■ **PROVIDED INFORMATION**:
- - - - - - -

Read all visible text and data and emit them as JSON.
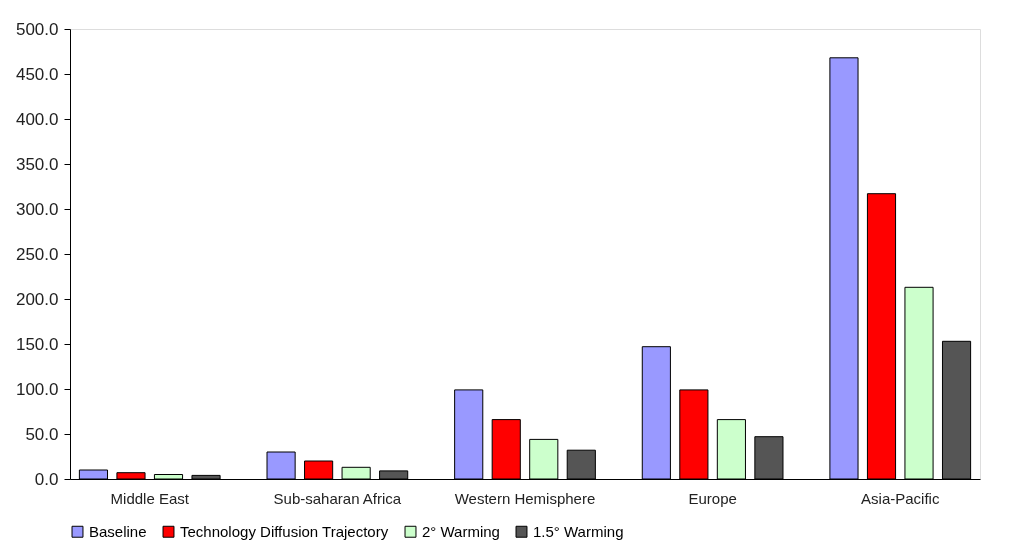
{
  "chart_data": {
    "type": "bar",
    "categories": [
      "Middle East",
      "Sub-saharan Africa",
      "Western Hemisphere",
      "Europe",
      "Asia-Pacific"
    ],
    "series": [
      {
        "name": "Baseline",
        "color": "#9999ff",
        "values": [
          10,
          30,
          99,
          147,
          468
        ]
      },
      {
        "name": "Technology Diffusion Trajectory",
        "color": "#ff0000",
        "values": [
          7,
          20,
          66,
          99,
          317
        ]
      },
      {
        "name": "2° Warming",
        "color": "#ccffcc",
        "values": [
          5,
          13,
          44,
          66,
          213
        ]
      },
      {
        "name": "1.5° Warming",
        "color": "#555555",
        "values": [
          4,
          9,
          32,
          47,
          153
        ]
      }
    ],
    "ylim": [
      0,
      500
    ],
    "yticks": [
      {
        "value": 0,
        "label": "0.0"
      },
      {
        "value": 50,
        "label": "50.0"
      },
      {
        "value": 100,
        "label": "100.0"
      },
      {
        "value": 150,
        "label": "150.0"
      },
      {
        "value": 200,
        "label": "200.0"
      },
      {
        "value": 250,
        "label": "250.0"
      },
      {
        "value": 300,
        "label": "300.0"
      },
      {
        "value": 350,
        "label": "350.0"
      },
      {
        "value": 400,
        "label": "400.0"
      },
      {
        "value": 450,
        "label": "450.0"
      },
      {
        "value": 500,
        "label": "500.0"
      }
    ],
    "grid": false,
    "legend": "bottom"
  }
}
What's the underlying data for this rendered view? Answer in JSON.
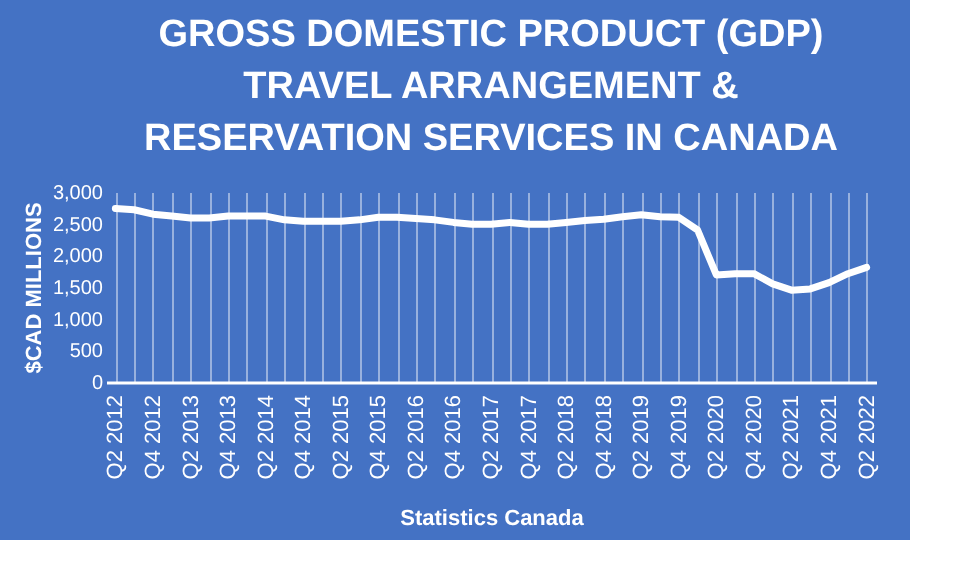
{
  "chart_data": {
    "type": "line",
    "title": [
      "GROSS DOMESTIC PRODUCT (GDP)",
      "TRAVEL ARRANGEMENT &",
      "RESERVATION SERVICES IN CANADA"
    ],
    "ylabel": "$CAD MILLIONS",
    "xlabel": "Statistics Canada",
    "categories": [
      "Q2 2012",
      null,
      "Q4 2012",
      null,
      "Q2 2013",
      null,
      "Q4 2013",
      null,
      "Q2 2014",
      null,
      "Q4 2014",
      null,
      "Q2 2015",
      null,
      "Q4 2015",
      null,
      "Q2 2016",
      null,
      "Q4 2016",
      null,
      "Q2 2017",
      null,
      "Q4 2017",
      null,
      "Q2 2018",
      null,
      "Q4 2018",
      null,
      "Q2 2019",
      null,
      "Q4 2019",
      null,
      "Q2 2020",
      null,
      "Q4 2020",
      null,
      "Q2 2021",
      null,
      "Q4 2021",
      null,
      "Q2 2022"
    ],
    "series": [
      {
        "color": "#ffffff",
        "values": [
          2740,
          2720,
          2650,
          2620,
          2590,
          2590,
          2620,
          2620,
          2620,
          2560,
          2540,
          2540,
          2540,
          2560,
          2600,
          2600,
          2580,
          2560,
          2520,
          2490,
          2490,
          2520,
          2490,
          2490,
          2520,
          2550,
          2570,
          2610,
          2640,
          2610,
          2600,
          2400,
          1690,
          1710,
          1710,
          1550,
          1450,
          1470,
          1570,
          1710,
          1810
        ]
      }
    ],
    "ylim": [
      0,
      3000
    ],
    "yticks": [
      0,
      500,
      {
        "value": 1000,
        "label": "1,000"
      },
      {
        "value": 1500,
        "label": "1,500"
      },
      {
        "value": 2000,
        "label": "2,000"
      },
      {
        "value": 2500,
        "label": "2,500"
      },
      {
        "value": 3000,
        "label": "3,000"
      }
    ],
    "grid": "x",
    "marker": "none",
    "line_style": "solid"
  }
}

- - - - - - -

■ **TASK DETAILS**: In the records shown above, how many lines include the word "color"? Answer with the number only.

■ **RESPONSE BELOW**: 5